─── Source records

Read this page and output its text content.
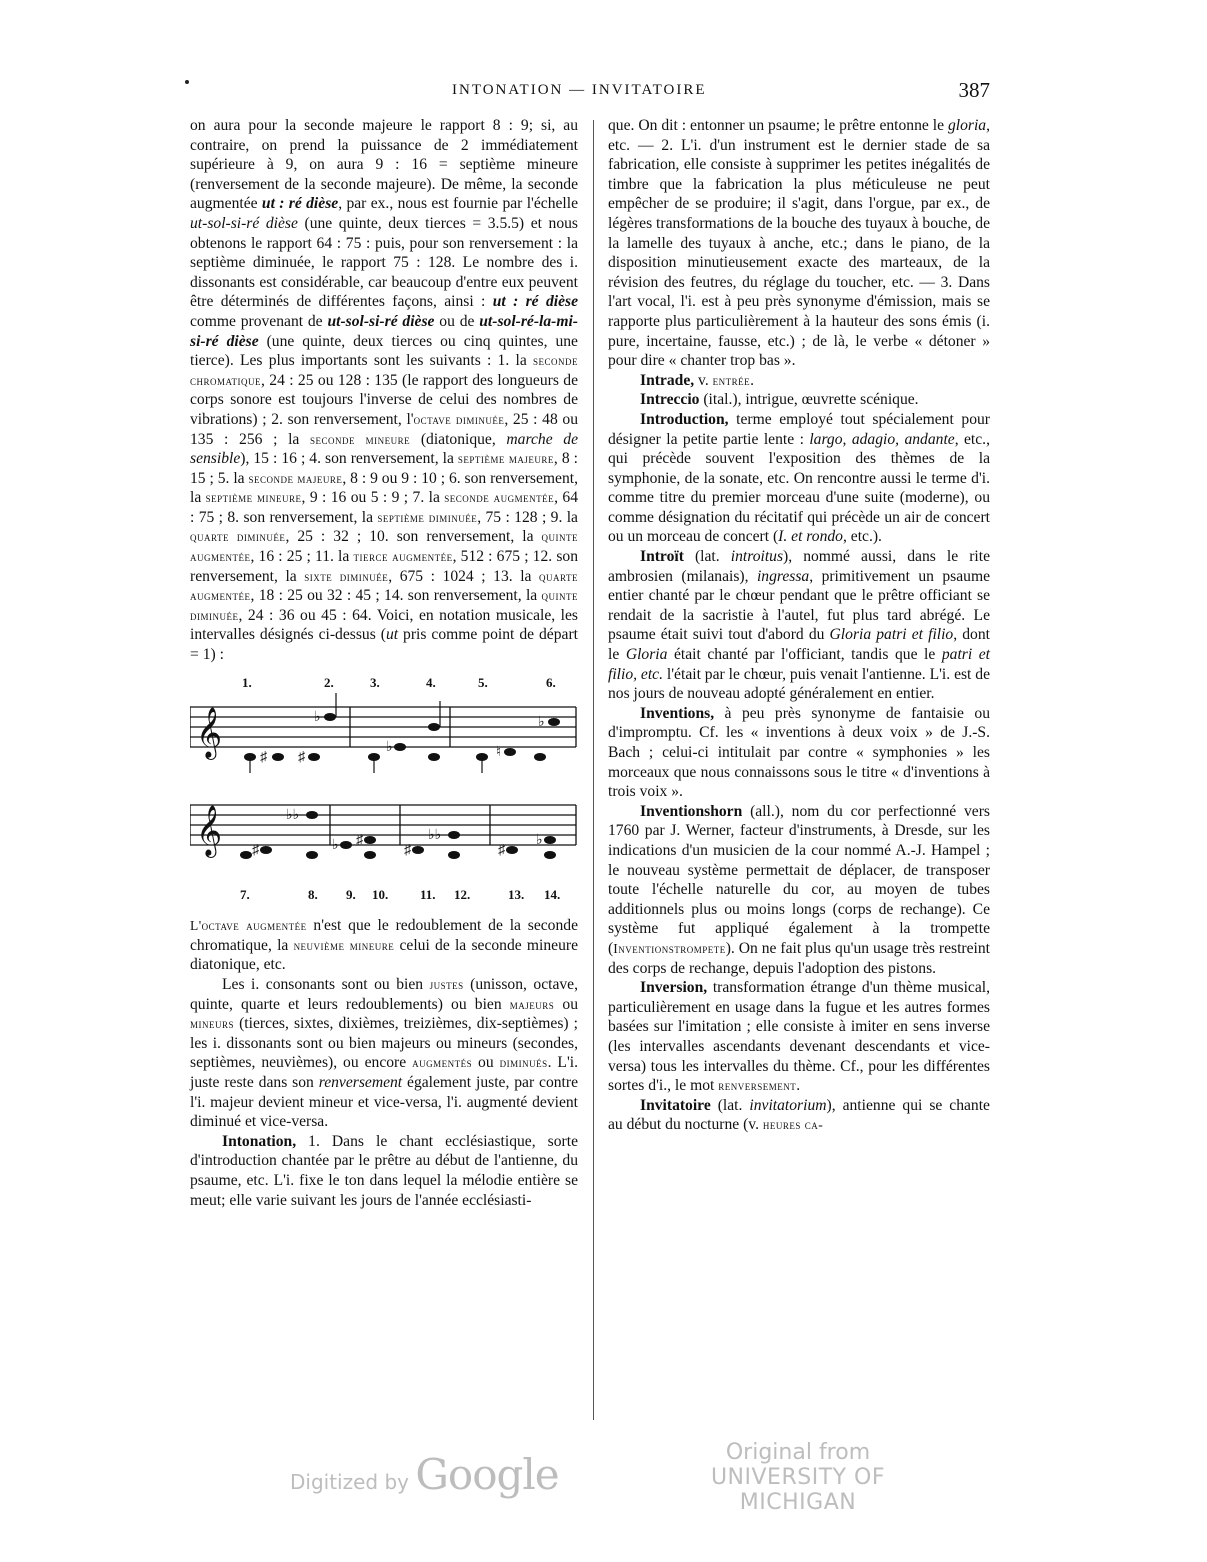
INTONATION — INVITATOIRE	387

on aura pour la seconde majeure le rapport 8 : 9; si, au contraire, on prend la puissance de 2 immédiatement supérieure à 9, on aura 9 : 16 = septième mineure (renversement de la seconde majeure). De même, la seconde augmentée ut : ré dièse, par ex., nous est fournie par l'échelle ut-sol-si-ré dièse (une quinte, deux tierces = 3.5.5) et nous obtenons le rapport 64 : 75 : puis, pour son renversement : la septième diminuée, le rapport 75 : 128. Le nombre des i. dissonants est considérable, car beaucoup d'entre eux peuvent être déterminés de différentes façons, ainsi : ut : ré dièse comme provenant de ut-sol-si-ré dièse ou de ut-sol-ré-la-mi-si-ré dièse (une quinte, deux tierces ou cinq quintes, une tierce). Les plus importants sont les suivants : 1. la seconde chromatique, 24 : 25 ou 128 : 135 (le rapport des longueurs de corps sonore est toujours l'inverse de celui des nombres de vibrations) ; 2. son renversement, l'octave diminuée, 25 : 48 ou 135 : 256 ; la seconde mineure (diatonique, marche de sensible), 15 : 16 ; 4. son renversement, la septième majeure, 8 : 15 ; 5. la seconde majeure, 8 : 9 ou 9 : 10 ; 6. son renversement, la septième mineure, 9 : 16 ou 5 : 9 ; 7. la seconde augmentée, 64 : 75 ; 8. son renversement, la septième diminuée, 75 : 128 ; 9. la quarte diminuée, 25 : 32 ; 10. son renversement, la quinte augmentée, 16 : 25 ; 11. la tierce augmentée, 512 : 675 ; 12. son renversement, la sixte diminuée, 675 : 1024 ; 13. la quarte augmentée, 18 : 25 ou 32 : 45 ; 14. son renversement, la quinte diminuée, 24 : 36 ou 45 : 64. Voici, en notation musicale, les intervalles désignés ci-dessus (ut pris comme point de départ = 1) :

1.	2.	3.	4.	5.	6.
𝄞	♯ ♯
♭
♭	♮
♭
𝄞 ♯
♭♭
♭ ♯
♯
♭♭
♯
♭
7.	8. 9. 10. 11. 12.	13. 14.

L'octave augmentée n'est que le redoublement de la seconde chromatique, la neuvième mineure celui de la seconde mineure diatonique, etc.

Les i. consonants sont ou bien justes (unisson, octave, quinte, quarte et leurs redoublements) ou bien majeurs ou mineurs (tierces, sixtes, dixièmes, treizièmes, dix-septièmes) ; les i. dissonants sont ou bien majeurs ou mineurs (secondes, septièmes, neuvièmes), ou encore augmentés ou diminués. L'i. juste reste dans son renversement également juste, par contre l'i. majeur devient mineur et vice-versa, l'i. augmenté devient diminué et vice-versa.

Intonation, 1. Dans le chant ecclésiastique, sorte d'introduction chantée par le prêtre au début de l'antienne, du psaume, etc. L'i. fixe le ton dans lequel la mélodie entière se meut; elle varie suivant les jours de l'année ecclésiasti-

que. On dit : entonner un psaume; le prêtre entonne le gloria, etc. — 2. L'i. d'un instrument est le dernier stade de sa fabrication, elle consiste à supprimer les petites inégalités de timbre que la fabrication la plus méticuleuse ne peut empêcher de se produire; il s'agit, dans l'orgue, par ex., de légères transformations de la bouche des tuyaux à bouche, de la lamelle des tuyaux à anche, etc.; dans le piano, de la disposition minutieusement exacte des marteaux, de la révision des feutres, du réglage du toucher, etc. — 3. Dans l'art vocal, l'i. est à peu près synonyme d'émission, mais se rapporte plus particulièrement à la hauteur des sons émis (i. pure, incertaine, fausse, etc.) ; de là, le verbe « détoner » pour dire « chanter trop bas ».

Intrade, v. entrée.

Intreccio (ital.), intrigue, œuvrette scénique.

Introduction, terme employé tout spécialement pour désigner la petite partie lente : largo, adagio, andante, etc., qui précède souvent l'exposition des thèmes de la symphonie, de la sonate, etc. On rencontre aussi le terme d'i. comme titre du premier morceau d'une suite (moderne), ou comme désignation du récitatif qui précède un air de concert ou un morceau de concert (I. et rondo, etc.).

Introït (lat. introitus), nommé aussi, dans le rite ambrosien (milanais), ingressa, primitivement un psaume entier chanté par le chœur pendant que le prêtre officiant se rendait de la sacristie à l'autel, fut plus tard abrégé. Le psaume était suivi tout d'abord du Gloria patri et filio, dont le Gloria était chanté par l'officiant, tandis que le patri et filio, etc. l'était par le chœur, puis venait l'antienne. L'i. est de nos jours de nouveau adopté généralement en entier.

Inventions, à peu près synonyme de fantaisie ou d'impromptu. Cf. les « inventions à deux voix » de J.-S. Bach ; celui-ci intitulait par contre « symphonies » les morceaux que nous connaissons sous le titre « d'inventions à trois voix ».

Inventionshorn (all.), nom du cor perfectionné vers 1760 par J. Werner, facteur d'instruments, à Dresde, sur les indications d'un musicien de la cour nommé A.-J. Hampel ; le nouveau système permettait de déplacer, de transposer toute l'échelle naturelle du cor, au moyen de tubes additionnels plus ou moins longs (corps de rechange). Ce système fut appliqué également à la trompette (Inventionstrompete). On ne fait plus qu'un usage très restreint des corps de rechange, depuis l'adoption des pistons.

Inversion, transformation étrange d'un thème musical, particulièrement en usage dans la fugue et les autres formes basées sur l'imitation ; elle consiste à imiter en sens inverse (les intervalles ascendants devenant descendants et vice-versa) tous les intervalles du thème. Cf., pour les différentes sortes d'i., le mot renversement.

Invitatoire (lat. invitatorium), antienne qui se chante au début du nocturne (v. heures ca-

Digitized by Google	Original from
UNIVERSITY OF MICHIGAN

──────

**Task to complete**
Copy each line of the listing that holds the word "aussi".

**Full solution**
Introduction, terme employé tout spécialement pour désigner la petite partie lente : largo, adagio, andante, etc., qui précède souvent l'exposition des thèmes de la symphonie, de la sonate, etc. On rencontre aussi le terme d'i. comme titre du premier morceau d'une suite (moderne), ou comme désignation du récitatif qui précède un air de concert ou un morceau de concert (I. et rondo, etc.).
Introït (lat. introitus), nommé aussi, dans le rite ambrosien (milanais), ingressa, primitivement un psaume entier chanté par le chœur pendant que le prêtre officiant se rendait de la sacristie à l'autel, fut plus tard abrégé. Le psaume était suivi tout d'abord du Gloria patri et filio, dont le Gloria était chanté par l'officiant, tandis que le patri et filio, etc. l'était par le chœur, puis venait l'antienne. L'i. est de nos jours de nouveau adopté généralement en entier.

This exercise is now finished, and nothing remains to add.